EXERCISE BRIEF =>
Write out the material again exactly, please, and omit the pictures.

MATERIAL FOR THIS TASK =>
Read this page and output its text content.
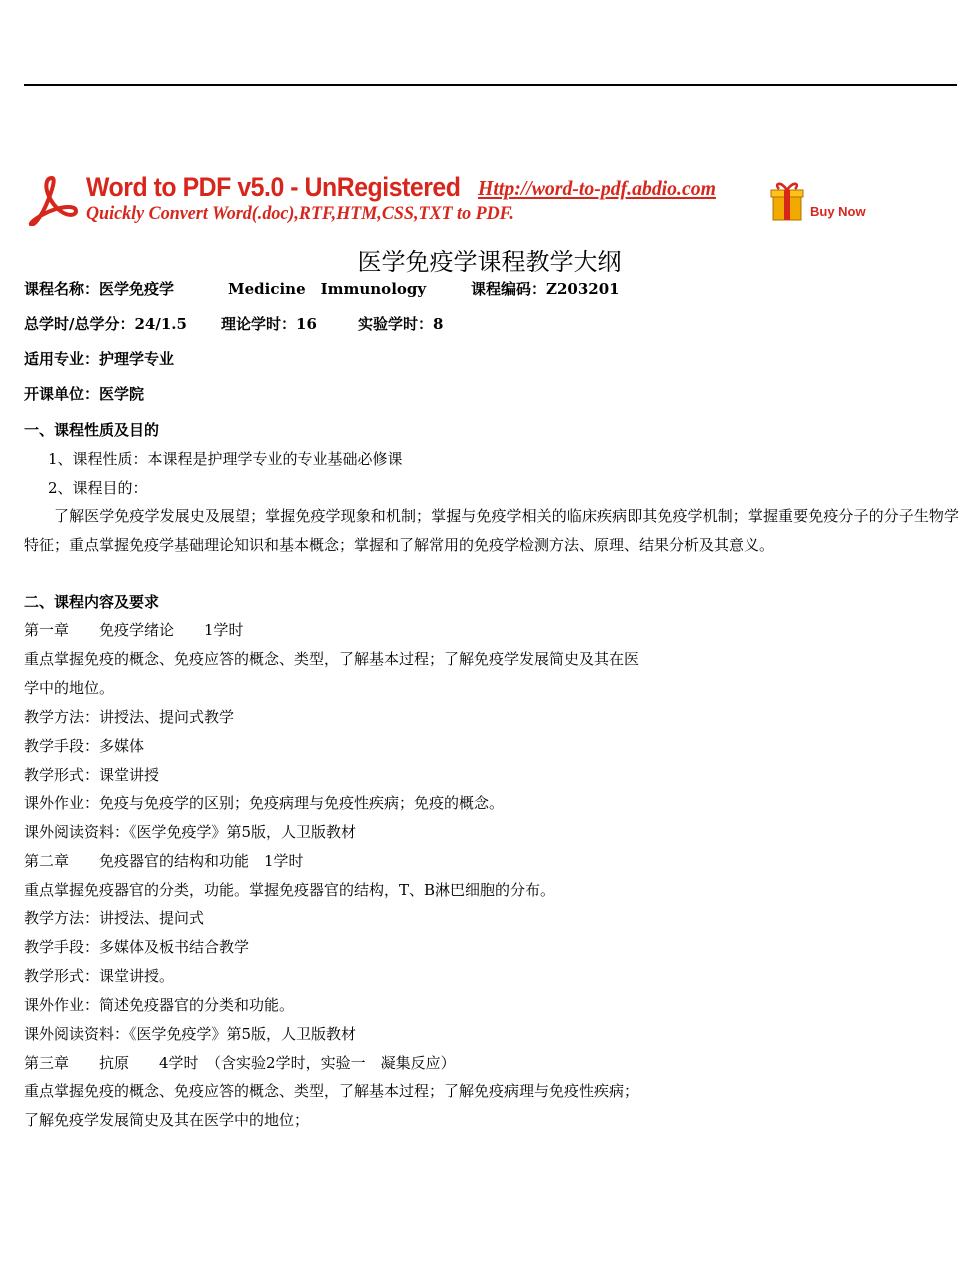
Word to PDF v5.0 - UnRegistered Http://word-to-pdf.abdio.com
Quickly Convert Word(.doc),RTF,HTM,CSS,TXT to PDF.	Buy Now
医学免疫学课程教学大纲
课程名称：医学免疫学	Medicine　Immunology	课程编码：Z203201
总学时/总学分：24/1.5 理论学时：16	实验学时：8
适用专业：护理学专业
开课单位：医学院
一、课程性质及目的
1、课程性质：本课程是护理学专业的专业基础必修课
2、课程目的：
了解医学免疫学发展史及展望；掌握免疫学现象和机制；掌握与免疫学相关的临床疾病即其免疫学机制；掌握重要免疫分子的分子生物学特征；重点掌握免疫学基础理论知识和基本概念；掌握和了解常用的免疫学检测方法、原理、结果分析及其意义。
二、课程内容及要求
第一章　　免疫学绪论　　1学时
重点掌握免疫的概念、免疫应答的概念、类型，了解基本过程；了解免疫学发展简史及其在医
学中的地位。
教学方法：讲授法、提问式教学
教学手段：多媒体
教学形式：课堂讲授
课外作业：免疫与免疫学的区别；免疫病理与免疫性疾病；免疫的概念。
课外阅读资料：《医学免疫学》第5版，人卫版教材
第二章　　免疫器官的结构和功能　1学时
重点掌握免疫器官的分类，功能。掌握免疫器官的结构，T、B淋巴细胞的分布。
教学方法：讲授法、提问式
教学手段：多媒体及板书结合教学
教学形式：课堂讲授。
课外作业：简述免疫器官的分类和功能。
课外阅读资料：《医学免疫学》第5版，人卫版教材
第三章　　抗原　　4学时　（含实验2学时，实验一　凝集反应）
重点掌握免疫的概念、免疫应答的概念、类型，了解基本过程；了解免疫病理与免疫性疾病；
了解免疫学发展简史及其在医学中的地位；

PROBLEM SOLUTION =>
Read this page and output its text content.
Word to PDF v5.0 - UnRegistered Http://word-to-pdf.abdio.com
Quickly Convert Word(.doc),RTF,HTM,CSS,TXT to PDF.	Buy Now
医学免疫学课程教学大纲
课程名称：医学免疫学	Medicine　Immunology	课程编码：Z203201
总学时/总学分：24/1.5 理论学时：16	实验学时：8
适用专业：护理学专业
开课单位：医学院
一、课程性质及目的
1、课程性质：本课程是护理学专业的专业基础必修课
2、课程目的：
了解医学免疫学发展史及展望；掌握免疫学现象和机制；掌握与免疫学相关的临床疾病即其免疫学机制；掌握重要免疫分子的分子生物学特征；重点掌握免疫学基础理论知识和基本概念；掌握和了解常用的免疫学检测方法、原理、结果分析及其意义。
二、课程内容及要求
第一章　　免疫学绪论　　1学时
重点掌握免疫的概念、免疫应答的概念、类型，了解基本过程；了解免疫学发展简史及其在医
学中的地位。
教学方法：讲授法、提问式教学
教学手段：多媒体
教学形式：课堂讲授
课外作业：免疫与免疫学的区别；免疫病理与免疫性疾病；免疫的概念。
课外阅读资料：《医学免疫学》第5版，人卫版教材
第二章　　免疫器官的结构和功能　1学时
重点掌握免疫器官的分类，功能。掌握免疫器官的结构，T、B淋巴细胞的分布。
教学方法：讲授法、提问式
教学手段：多媒体及板书结合教学
教学形式：课堂讲授。
课外作业：简述免疫器官的分类和功能。
课外阅读资料：《医学免疫学》第5版，人卫版教材
第三章　　抗原　　4学时　（含实验2学时，实验一　凝集反应）
重点掌握免疫的概念、免疫应答的概念、类型，了解基本过程；了解免疫病理与免疫性疾病；
了解免疫学发展简史及其在医学中的地位；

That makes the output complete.